* WORK TO COMPLETE
Copy out each line that has "title" in it.

Start

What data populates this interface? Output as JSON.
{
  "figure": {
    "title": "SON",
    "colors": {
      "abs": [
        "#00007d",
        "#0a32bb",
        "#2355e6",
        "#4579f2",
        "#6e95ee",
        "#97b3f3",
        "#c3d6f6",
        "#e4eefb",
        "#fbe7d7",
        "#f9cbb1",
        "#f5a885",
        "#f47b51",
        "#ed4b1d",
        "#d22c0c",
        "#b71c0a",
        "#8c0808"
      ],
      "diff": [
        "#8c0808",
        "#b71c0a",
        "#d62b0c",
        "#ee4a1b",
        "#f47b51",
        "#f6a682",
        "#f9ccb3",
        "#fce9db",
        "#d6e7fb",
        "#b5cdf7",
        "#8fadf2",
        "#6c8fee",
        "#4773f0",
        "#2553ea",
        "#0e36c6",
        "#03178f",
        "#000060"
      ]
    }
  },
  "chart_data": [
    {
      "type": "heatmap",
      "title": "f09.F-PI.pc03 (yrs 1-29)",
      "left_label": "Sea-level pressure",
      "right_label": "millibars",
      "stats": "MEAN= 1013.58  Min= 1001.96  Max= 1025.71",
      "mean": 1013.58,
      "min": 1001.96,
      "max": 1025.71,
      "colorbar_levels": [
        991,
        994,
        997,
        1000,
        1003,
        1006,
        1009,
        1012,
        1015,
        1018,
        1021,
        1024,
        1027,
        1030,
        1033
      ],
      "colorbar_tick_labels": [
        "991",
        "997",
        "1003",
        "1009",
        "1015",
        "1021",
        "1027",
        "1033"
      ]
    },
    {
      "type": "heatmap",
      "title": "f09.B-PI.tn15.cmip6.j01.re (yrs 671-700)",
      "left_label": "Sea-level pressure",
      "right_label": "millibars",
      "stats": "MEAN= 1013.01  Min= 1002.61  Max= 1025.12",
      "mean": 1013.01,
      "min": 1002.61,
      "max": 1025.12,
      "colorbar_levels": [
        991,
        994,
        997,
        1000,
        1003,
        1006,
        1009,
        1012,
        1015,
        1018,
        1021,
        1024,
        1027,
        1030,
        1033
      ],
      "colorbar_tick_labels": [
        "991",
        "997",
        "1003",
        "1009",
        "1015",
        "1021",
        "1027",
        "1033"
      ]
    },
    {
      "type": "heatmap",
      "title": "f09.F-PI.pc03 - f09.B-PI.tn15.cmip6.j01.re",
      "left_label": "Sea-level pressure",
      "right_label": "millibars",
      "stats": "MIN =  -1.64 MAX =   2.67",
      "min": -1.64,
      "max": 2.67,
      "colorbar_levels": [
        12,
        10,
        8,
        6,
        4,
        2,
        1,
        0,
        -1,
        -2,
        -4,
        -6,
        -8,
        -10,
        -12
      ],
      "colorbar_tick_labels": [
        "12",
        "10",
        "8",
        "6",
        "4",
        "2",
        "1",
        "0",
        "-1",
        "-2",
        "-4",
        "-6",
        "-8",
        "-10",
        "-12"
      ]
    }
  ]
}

End

* SOLUTION TO THIS TASK
    "title": "SON",
      "title": "f09.F-PI.pc03 (yrs 1-29)",
      "title": "f09.B-PI.tn15.cmip6.j01.re (yrs 671-700)",
      "title": "f09.F-PI.pc03 - f09.B-PI.tn15.cmip6.j01.re",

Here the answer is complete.